(WHAT YOU ARE ASKED TO DO): In the data below, find every line that has the string "MEMO", and copy it.

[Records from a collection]
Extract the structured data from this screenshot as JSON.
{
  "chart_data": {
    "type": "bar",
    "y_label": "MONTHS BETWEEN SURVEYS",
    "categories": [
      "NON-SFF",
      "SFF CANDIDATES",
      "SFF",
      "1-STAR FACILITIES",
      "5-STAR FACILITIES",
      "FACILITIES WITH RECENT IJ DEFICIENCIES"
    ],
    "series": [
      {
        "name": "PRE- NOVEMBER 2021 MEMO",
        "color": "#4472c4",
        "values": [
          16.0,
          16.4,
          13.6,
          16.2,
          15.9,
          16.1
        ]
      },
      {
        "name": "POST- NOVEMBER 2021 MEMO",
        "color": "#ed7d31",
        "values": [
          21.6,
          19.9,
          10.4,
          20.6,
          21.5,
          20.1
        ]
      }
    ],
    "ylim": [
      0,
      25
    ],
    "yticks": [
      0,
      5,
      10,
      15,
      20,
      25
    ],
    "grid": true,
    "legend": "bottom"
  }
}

(ANSWER TO THE TASK):
        "name": "PRE- NOVEMBER 2021 MEMO",
        "name": "POST- NOVEMBER 2021 MEMO",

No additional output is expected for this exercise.